■ AIM ■
In the review of Hanson's EP Junk, what is the song "Hazel" about?

■ SELECTED PASSAGE ■
>> Start

Explaining her EP's title, Hanson says she "wanted something really simple because I don't like long-ass titles, and the whole EP is basically like I vomited out my diary."
"I'm just a teenager trying to figure out who the fuck I am."
On Junk, Hanson definitely lets it all hang out, doubling down on what it means for her to be young, in love, booked and busy, and tied to her past. Whereas her previous singles flirted with moody variations of fizzy electro-pop, Junk's sound is an enticing mash-up of current radio pop trends and '90s rock's confessional, raw edges. Hanson says that while forming the record, she listened to male musical idols, from Kevin Abstract to Nirvana. Their influence is clear, in her adoption of BDE swagger and emo's tendency toward melodrama.
Still, Hanson creates her own style on Junk. "Bored With You" is a heart-eyed stunner about the simple, fuck-it-all pleasure of long and lazy days spent with a lover. (Stay for the beatboxing, which kicks off a playful streak running throughout the EP.) "Back In My Arms" is like your favorite late-'90s, early-2000s pop-punk band's anthems of longing. Hanson even cops an emo croon for the lyrics: "All we have is on the phone/ All we have is all I know/ When you hang up, don't let go." That kicks into "WYA," a spirited message in a bottle from Hanson now to her future, world-famous rock star self. "Did the money go straight to your head, girl? Did you grow up a little too fast, girl?" she sings. "Cause if you did, you can always go back, girl." It isn't until "Cigarettes" and "Hazel," the EP's most emotional tracks, that Hanson takes a breather, despite the tough subject matter. "Hazel," for example, is about a friend of Hanson's who was struggling with depression and mental health scares.

>> End

■ GIVEN DATA ■
>> Start

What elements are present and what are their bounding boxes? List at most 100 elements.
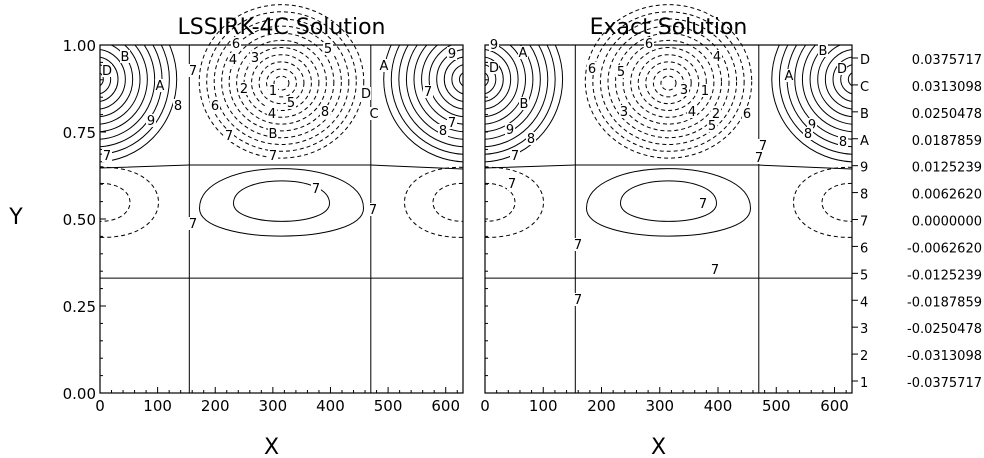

>> End

■ THE COMPLETED TASK ■
A friend of Hanson's who was struggling with depression and mental health scares.